#### What the task requires:
From the listing below, pick out each line with the word "Flux".

[start of Given data]

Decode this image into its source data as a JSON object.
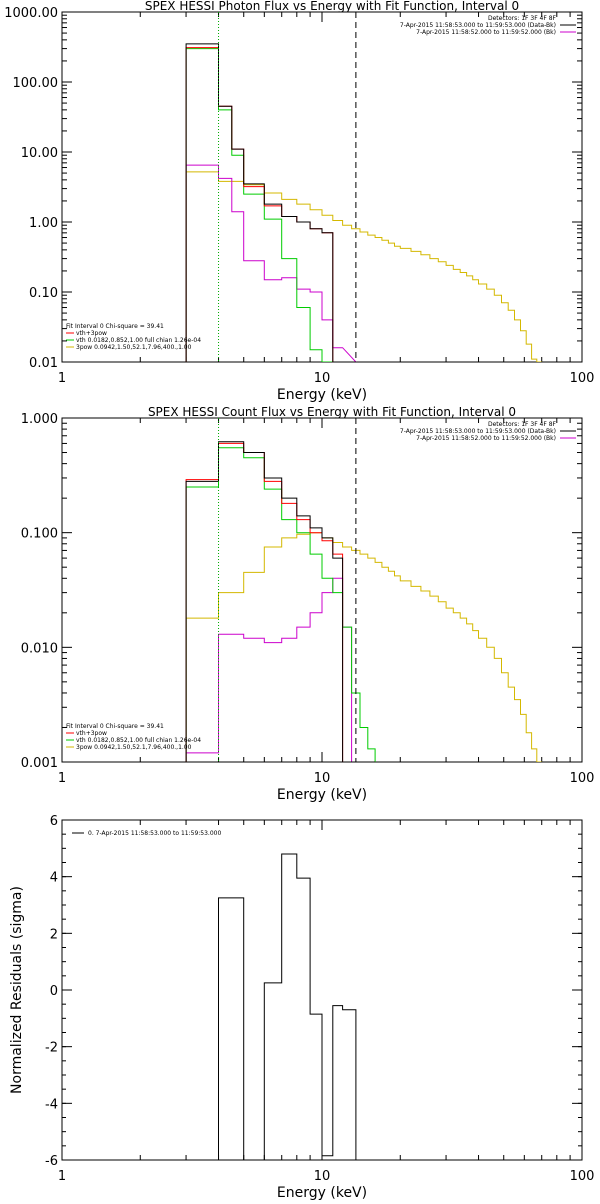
{
  "chart_data": [
    {
      "type": "line",
      "title": "SPEX HESSI Photon Flux vs Energy with Fit Function, Interval 0",
      "xlabel": "Energy (keV)",
      "ylabel": "",
      "xscale": "log",
      "yscale": "log",
      "xlim": [
        1,
        100
      ],
      "ylim": [
        0.01,
        1000
      ],
      "xticks": [
        1,
        10,
        100
      ],
      "xtick_labels": [
        "1",
        "10",
        "100"
      ],
      "yticks": [
        0.01,
        0.1,
        1,
        10,
        100,
        1000
      ],
      "ytick_labels": [
        "0.01",
        "0.10",
        "1.00",
        "10.00",
        "100.00",
        "1000.00"
      ],
      "legend_top": [
        "Detectors: 1F 3F 4F 8F",
        "7-Apr-2015 11:58:53.000 to 11:59:53.000 (Data-Bk)",
        "7-Apr-2015 11:58:52.000 to 11:59:52.000 (Bk)"
      ],
      "legend_top_colors": [
        "#000000",
        "#000000",
        "#cc00cc"
      ],
      "legend_bottom": [
        "Fit Interval 0   Chi-square = 39.41",
        "vth+3pow",
        "vth 0.0182,0.852,1.00  full chian 1.26e-04",
        "3pow 0.0942,1.50,52.1,7.96,400.,1.00"
      ],
      "legend_bottom_colors": [
        "#000000",
        "#ff0000",
        "#00cc00",
        "#d4b800"
      ],
      "edges": [
        3.0,
        4.0,
        4.5,
        5.0,
        6.0,
        7.0,
        8.0,
        9.0,
        10.0,
        11.0,
        12.0,
        13.5
      ],
      "series": [
        {
          "name": "Data-Bk",
          "color": "#000000",
          "values": [
            350,
            45,
            11,
            3.5,
            1.8,
            1.2,
            1.0,
            0.8,
            0.7,
            0.01
          ]
        },
        {
          "name": "vth+3pow",
          "color": "#ff0000",
          "values": [
            310,
            45,
            11,
            3.2,
            1.7,
            1.2,
            1.0,
            0.8,
            0.7,
            0.01
          ]
        },
        {
          "name": "vth",
          "color": "#00cc00",
          "values": [
            300,
            40,
            9,
            2.5,
            1.1,
            0.3,
            0.06,
            0.015,
            0.01,
            0.01
          ]
        },
        {
          "name": "Bk",
          "color": "#cc00cc",
          "values": [
            6.5,
            4.2,
            1.4,
            0.28,
            0.15,
            0.16,
            0.11,
            0.1,
            0.04,
            0.016
          ]
        }
      ],
      "yellow_edges": [
        3.0,
        4.0,
        5.0,
        6.0,
        7.0,
        8.0,
        9.0,
        10.0,
        11.0,
        12.0,
        13.0,
        14.0,
        15.0,
        16.0,
        17.0,
        18.0,
        19.0,
        20.0,
        22.0,
        24.0,
        26.0,
        28.0,
        30.0,
        32.0,
        34.0,
        36.0,
        38.0,
        40.0,
        43.0,
        46.0,
        49.0,
        52.0,
        55.0,
        58.0,
        61.0,
        64.0,
        67.0,
        70.0
      ],
      "yellow_values": [
        5.2,
        3.8,
        3.4,
        2.6,
        2.1,
        1.8,
        1.5,
        1.25,
        1.05,
        0.9,
        0.8,
        0.72,
        0.65,
        0.6,
        0.55,
        0.5,
        0.45,
        0.42,
        0.38,
        0.34,
        0.3,
        0.27,
        0.24,
        0.21,
        0.19,
        0.17,
        0.15,
        0.13,
        0.11,
        0.09,
        0.07,
        0.055,
        0.04,
        0.028,
        0.018,
        0.011,
        0.005
      ],
      "vlines": [
        4.0,
        13.5
      ]
    },
    {
      "type": "line",
      "title": "SPEX HESSI Count Flux vs Energy with Fit Function, Interval 0",
      "xlabel": "Energy (keV)",
      "ylabel": "",
      "xscale": "log",
      "yscale": "log",
      "xlim": [
        1,
        100
      ],
      "ylim": [
        0.001,
        1
      ],
      "xticks": [
        1,
        10,
        100
      ],
      "xtick_labels": [
        "1",
        "10",
        "100"
      ],
      "yticks": [
        0.001,
        0.01,
        0.1,
        1
      ],
      "ytick_labels": [
        "0.001",
        "0.010",
        "0.100",
        "1.000"
      ],
      "legend_top": [
        "Detectors: 1F 3F 4F 8F",
        "7-Apr-2015 11:58:53.000 to 11:59:53.000 (Data-Bk)",
        "7-Apr-2015 11:58:52.000 to 11:59:52.000 (Bk)"
      ],
      "legend_top_colors": [
        "#000000",
        "#000000",
        "#cc00cc"
      ],
      "legend_bottom": [
        "Fit Interval 0   Chi-square = 39.41",
        "vth+3pow",
        "vth 0.0182,0.852,1.00  full chian 1.26e-04",
        "3pow 0.0942,1.50,52.1,7.96,400.,1.00"
      ],
      "legend_bottom_colors": [
        "#000000",
        "#ff0000",
        "#00cc00",
        "#d4b800"
      ],
      "edges": [
        3.0,
        4.0,
        5.0,
        6.0,
        7.0,
        8.0,
        9.0,
        10.0,
        11.0,
        12.0,
        13.0,
        14.0,
        15.0,
        16.0
      ],
      "series": [
        {
          "name": "Data-Bk",
          "color": "#000000",
          "values": [
            0.28,
            0.62,
            0.5,
            0.3,
            0.2,
            0.14,
            0.11,
            0.09,
            0.06,
            0.001,
            0.001,
            0.001,
            0.001
          ]
        },
        {
          "name": "vth+3pow",
          "color": "#ff0000",
          "values": [
            0.29,
            0.6,
            0.5,
            0.28,
            0.18,
            0.13,
            0.1,
            0.085,
            0.065,
            0.001,
            0.001,
            0.001,
            0.001
          ]
        },
        {
          "name": "vth",
          "color": "#00cc00",
          "values": [
            0.25,
            0.55,
            0.45,
            0.24,
            0.13,
            0.1,
            0.065,
            0.04,
            0.03,
            0.015,
            0.004,
            0.002,
            0.0013
          ]
        },
        {
          "name": "Bk",
          "color": "#cc00cc",
          "values": [
            0.0012,
            0.013,
            0.012,
            0.011,
            0.012,
            0.015,
            0.02,
            0.03,
            0.04,
            0.015,
            0.001,
            0.001,
            0.001
          ]
        }
      ],
      "yellow_edges": [
        3.0,
        4.0,
        5.0,
        6.0,
        7.0,
        8.0,
        9.0,
        10.0,
        11.0,
        12.0,
        13.0,
        14.0,
        15.0,
        16.0,
        17.0,
        18.0,
        19.0,
        20.0,
        22.0,
        24.0,
        26.0,
        28.0,
        30.0,
        32.0,
        34.0,
        36.0,
        38.0,
        40.0,
        43.0,
        46.0,
        49.0,
        52.0,
        55.0,
        58.0,
        61.0,
        64.0,
        67.0,
        70.0
      ],
      "yellow_values": [
        0.018,
        0.03,
        0.045,
        0.075,
        0.09,
        0.097,
        0.1,
        0.09,
        0.082,
        0.075,
        0.07,
        0.065,
        0.06,
        0.055,
        0.05,
        0.046,
        0.042,
        0.038,
        0.034,
        0.031,
        0.028,
        0.025,
        0.022,
        0.02,
        0.018,
        0.016,
        0.014,
        0.012,
        0.01,
        0.008,
        0.006,
        0.0045,
        0.0035,
        0.0026,
        0.0018,
        0.0013,
        0.001
      ],
      "vlines": [
        4.0,
        13.5
      ]
    },
    {
      "type": "line",
      "title": "",
      "xlabel": "Energy (keV)",
      "ylabel": "Normalized Residuals (sigma)",
      "xscale": "log",
      "yscale": "linear",
      "xlim": [
        1,
        100
      ],
      "ylim": [
        -6,
        6
      ],
      "xticks": [
        1,
        10,
        100
      ],
      "xtick_labels": [
        "1",
        "10",
        "100"
      ],
      "yticks": [
        -6,
        -4,
        -2,
        0,
        2,
        4,
        6
      ],
      "ytick_labels": [
        "-6",
        "-4",
        "-2",
        "0",
        "2",
        "4",
        "6"
      ],
      "legend_top": [
        "0.  7-Apr-2015 11:58:53.000 to 11:59:53.000"
      ],
      "edges": [
        4.0,
        5.0,
        6.0,
        7.0,
        8.0,
        9.0,
        10.0,
        11.0,
        12.0,
        13.5
      ],
      "series": [
        {
          "name": "0.  7-Apr-2015 11:58:53.000 to 11:59:53.000",
          "color": "#000000",
          "values": [
            3.25,
            -6.2,
            0.25,
            4.8,
            3.95,
            -0.85,
            -5.85,
            -0.55,
            -0.7
          ]
        }
      ]
    }
  ]
}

[end of Given data]

#### Task solution:
      "title": "SPEX HESSI Photon Flux vs Energy with Fit Function, Interval 0",
      "title": "SPEX HESSI Count Flux vs Energy with Fit Function, Interval 0",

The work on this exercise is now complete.